— TEXT SEGMENT —
==*==
The UN Commission on Human Rights was not created to support the desires and abnormal sexual behaviors of special interest groups that promote homosexuality, and it should not spend its time implementing norms that go against the right to religious freedom and the rights of family of the overwhelming majority of people around the world.

V. Brazil, Canada and the European Union: the Main Promoters of the Homosexual Issue in the UNHRC

It is not a surprise that among the members of the Commission that sponsored the resolution were Germany, Austria, Belgium, Canada, France, Ireland, Liechtenstein, Great Britain and Sweden. The other non-member commission countries that sponsored the resolution were Denmark, Finland, Greece, Italy, Luxemburg, Norway, Netherlands, Portugal and the Czech Republic. In contrast, no Latin American nation sponsored it. In fact, those countries in Latin America which had chosen not to vote changed their position and promised to vote against it when they perceived what it really implies. The most outspoken sponsor of the Brazilian resolution was the Canadian government, which has adopted a very radical position favoring homosexuality in its own country. In 2003 the Canadian courts decided to recognize homosexual marriages.
Canada and the European countries have been systematically advancing agendas that are contrary to the legal, historical and moral values of Latin America. The promotion of abortion and special rights for individuals practicing homosexuality is part of these agendas. What is really surprising is the position of the Brazilian government, the main proponent of homosexual “rights” at the UN Commission on Human Rights. The new Socialist government of Brazil is imitating the European pro-homosexualism radicalism and such radicalism is contrary to the laws and culture of Latin America.
What a paradox that a large country such as Brazil, with its huge Catholic and Evangelical populations, is spearheading the invention of special rights for individuals practicing homosexuality as a priority of its foreign policy. Even though the pro-homosexuality position of the Brazilian government could be seen by other Latin America nations as a totally novel way to address human rights issues, this position is not new. Besides, it was not originally born in Latin America. For several years morally decadent Western nations have, under the pressure of pro-homosexualism activists, pushed such ideas and they have always sought to influence less developed countries. The current Brazilian government has demonstrated its willingness to follow and conform to those influences.
==*==
— STORED DATA —
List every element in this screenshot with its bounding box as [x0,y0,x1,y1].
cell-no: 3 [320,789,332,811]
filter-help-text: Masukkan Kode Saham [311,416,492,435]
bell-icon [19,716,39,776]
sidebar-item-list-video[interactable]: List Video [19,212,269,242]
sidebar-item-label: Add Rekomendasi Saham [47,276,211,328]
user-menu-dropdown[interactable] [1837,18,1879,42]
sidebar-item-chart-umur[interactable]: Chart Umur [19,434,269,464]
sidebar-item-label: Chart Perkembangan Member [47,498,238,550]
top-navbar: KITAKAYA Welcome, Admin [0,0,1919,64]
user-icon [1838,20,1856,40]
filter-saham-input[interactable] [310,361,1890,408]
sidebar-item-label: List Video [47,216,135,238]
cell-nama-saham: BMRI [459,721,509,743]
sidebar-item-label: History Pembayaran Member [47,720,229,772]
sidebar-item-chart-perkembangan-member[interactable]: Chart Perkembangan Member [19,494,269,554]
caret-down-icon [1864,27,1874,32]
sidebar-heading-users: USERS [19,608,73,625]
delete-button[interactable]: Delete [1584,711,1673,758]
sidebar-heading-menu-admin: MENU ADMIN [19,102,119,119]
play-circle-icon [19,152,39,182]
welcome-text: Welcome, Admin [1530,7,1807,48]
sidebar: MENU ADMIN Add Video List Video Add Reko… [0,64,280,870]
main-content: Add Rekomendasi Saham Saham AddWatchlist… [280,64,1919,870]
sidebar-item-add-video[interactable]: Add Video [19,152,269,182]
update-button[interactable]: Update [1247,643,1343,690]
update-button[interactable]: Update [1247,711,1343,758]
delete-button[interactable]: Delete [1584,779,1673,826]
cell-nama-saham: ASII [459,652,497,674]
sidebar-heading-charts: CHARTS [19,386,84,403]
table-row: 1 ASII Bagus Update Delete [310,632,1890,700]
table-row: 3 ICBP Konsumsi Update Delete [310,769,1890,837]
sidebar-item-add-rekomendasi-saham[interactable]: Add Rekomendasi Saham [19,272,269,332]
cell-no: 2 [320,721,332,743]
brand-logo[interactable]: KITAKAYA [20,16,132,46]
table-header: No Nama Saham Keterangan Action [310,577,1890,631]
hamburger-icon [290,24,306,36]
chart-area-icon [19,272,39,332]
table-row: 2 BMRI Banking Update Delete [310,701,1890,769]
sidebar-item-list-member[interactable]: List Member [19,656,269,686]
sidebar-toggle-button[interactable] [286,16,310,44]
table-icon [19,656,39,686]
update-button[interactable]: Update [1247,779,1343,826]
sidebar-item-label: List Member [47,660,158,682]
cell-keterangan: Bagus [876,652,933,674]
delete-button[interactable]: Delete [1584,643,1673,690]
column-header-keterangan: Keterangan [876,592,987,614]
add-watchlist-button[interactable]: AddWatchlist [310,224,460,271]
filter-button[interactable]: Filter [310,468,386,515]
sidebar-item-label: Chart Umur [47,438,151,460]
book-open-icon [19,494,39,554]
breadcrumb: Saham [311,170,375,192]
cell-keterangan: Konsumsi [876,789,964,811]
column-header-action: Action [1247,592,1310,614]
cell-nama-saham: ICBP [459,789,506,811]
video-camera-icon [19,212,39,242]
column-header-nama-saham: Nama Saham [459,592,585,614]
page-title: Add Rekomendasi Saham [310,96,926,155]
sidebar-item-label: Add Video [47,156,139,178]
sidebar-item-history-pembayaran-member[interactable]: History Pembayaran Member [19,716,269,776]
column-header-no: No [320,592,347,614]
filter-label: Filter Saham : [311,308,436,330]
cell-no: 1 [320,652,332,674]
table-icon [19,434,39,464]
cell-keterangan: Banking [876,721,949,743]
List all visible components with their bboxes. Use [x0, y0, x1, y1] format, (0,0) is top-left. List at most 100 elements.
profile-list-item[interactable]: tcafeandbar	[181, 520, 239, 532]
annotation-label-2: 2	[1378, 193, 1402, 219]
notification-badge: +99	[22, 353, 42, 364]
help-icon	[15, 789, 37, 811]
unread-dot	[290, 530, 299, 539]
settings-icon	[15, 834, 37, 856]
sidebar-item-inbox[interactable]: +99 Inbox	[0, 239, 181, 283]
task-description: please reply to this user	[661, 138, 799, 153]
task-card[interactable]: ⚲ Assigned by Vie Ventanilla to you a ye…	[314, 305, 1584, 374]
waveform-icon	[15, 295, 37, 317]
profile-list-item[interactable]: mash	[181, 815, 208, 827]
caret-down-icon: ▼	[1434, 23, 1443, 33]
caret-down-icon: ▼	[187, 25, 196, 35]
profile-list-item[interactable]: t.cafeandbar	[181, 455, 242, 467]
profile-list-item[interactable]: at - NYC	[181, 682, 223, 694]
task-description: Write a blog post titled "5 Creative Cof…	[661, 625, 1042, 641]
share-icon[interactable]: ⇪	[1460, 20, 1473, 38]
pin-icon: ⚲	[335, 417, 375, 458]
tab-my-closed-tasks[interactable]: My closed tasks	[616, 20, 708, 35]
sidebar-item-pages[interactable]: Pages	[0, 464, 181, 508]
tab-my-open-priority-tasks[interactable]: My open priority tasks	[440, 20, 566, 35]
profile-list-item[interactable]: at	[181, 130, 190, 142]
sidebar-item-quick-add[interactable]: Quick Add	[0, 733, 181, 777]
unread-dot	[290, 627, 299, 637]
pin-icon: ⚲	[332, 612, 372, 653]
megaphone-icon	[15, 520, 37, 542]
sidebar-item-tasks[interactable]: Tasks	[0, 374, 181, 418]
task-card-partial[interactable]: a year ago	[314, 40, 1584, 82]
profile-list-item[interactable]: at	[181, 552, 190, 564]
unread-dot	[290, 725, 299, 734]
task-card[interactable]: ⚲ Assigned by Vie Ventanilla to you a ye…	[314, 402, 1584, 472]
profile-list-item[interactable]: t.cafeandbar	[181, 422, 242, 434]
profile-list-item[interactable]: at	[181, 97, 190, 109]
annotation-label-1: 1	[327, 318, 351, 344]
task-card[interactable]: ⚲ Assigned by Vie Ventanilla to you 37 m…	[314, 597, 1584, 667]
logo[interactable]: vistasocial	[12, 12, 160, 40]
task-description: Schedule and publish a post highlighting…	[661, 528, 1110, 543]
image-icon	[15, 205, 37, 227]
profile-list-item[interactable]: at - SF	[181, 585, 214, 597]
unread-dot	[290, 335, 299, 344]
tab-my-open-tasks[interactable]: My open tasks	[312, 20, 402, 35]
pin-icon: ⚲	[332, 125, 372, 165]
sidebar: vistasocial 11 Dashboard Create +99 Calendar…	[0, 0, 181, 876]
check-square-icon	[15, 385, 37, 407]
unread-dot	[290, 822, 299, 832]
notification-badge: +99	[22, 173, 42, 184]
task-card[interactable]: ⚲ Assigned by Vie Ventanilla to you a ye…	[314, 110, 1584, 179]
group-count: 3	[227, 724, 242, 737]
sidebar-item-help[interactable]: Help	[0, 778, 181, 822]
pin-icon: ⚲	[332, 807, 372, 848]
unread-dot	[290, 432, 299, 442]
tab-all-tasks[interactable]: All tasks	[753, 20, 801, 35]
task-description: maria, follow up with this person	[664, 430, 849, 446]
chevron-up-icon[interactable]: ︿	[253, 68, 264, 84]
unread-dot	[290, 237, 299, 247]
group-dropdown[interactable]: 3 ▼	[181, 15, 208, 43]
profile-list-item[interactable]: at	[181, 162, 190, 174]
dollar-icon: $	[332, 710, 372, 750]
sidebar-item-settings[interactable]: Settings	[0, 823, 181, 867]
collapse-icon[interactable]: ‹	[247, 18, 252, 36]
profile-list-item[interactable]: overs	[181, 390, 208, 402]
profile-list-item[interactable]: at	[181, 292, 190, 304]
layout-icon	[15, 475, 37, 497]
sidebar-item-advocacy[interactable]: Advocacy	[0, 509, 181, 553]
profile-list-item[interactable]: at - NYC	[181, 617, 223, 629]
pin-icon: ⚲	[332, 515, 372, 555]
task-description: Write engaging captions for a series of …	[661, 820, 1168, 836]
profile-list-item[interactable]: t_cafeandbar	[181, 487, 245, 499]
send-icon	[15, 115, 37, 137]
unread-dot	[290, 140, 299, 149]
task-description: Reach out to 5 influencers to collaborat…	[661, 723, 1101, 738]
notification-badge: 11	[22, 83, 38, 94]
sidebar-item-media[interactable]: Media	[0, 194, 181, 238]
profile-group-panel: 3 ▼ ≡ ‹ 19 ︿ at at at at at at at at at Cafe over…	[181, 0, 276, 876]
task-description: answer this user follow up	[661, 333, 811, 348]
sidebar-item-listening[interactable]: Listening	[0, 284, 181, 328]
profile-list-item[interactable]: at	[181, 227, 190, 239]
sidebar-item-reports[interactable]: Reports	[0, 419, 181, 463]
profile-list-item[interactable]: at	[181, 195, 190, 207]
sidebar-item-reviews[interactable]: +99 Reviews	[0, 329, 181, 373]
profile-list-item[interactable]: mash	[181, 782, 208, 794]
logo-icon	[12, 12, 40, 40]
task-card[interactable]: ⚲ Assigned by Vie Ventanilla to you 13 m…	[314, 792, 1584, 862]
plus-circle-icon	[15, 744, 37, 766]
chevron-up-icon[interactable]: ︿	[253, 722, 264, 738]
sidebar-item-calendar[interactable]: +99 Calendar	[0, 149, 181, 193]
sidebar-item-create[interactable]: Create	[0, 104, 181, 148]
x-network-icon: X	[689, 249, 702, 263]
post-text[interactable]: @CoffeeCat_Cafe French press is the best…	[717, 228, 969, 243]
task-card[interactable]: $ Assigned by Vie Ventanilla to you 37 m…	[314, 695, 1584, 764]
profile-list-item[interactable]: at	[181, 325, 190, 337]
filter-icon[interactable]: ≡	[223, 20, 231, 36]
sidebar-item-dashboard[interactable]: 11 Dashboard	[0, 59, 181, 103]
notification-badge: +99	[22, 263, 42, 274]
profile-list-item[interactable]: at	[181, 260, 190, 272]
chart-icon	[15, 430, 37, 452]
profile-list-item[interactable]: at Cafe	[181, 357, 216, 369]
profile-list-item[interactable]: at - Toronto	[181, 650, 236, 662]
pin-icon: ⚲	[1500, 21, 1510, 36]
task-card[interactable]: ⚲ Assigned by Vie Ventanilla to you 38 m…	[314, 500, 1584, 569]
==*==
— EXERCISE INSTRUCTIONS —
Reproduce the entire text on the Brazilian resolution at the UN Commission on Human Rights word for word. The material is not required for this work.

— PROBLEM SOLUTION —
The UN Commission on Human Rights was not created to support the desires and abnormal sexual behaviors of special interest groups that promote homosexuality, and it should not spend its time implementing norms that go against the right to religious freedom and the rights of family of the overwhelming majority of people around the world.

V. Brazil, Canada and the European Union: the Main Promoters of the Homosexual Issue in the UNHRC

It is not a surprise that among the members of the Commission that sponsored the resolution were Germany, Austria, Belgium, Canada, France, Ireland, Liechtenstein, Great Britain and Sweden. The other non-member commission countries that sponsored the resolution were Denmark, Finland, Greece, Italy, Luxemburg, Norway, Netherlands, Portugal and the Czech Republic. In contrast, no Latin American nation sponsored it. In fact, those countries in Latin America which had chosen not to vote changed their position and promised to vote against it when they perceived what it really implies. The most outspoken sponsor of the Brazilian resolution was the Canadian government, which has adopted a very radical position favoring homosexuality in its own country. In 2003 the Canadian courts decided to recognize homosexual marriages.
Canada and the European countries have been systematically advancing agendas that are contrary to the legal, historical and moral values of Latin America. The promotion of abortion and special rights for individuals practicing homosexuality is part of these agendas. What is really surprising is the position of the Brazilian government, the main proponent of homosexual “rights” at the UN Commission on Human Rights. The new Socialist government of Brazil is imitating the European pro-homosexualism radicalism and such radicalism is contrary to the laws and culture of Latin America.
What a paradox that a large country such as Brazil, with its huge Catholic and Evangelical populations, is spearheading the invention of special rights for individuals practicing homosexuality as a priority of its foreign policy. Even though the pro-homosexuality position of the Brazilian government could be seen by other Latin America nations as a totally novel way to address human rights issues, this position is not new. Besides, it was not originally born in Latin America. For several years morally decadent Western nations have, under the pressure of pro-homosexualism activists, pushed such ideas and they have always sought to influence less developed countries. The current Brazilian government has demonstrated its willingness to follow and conform to those influences.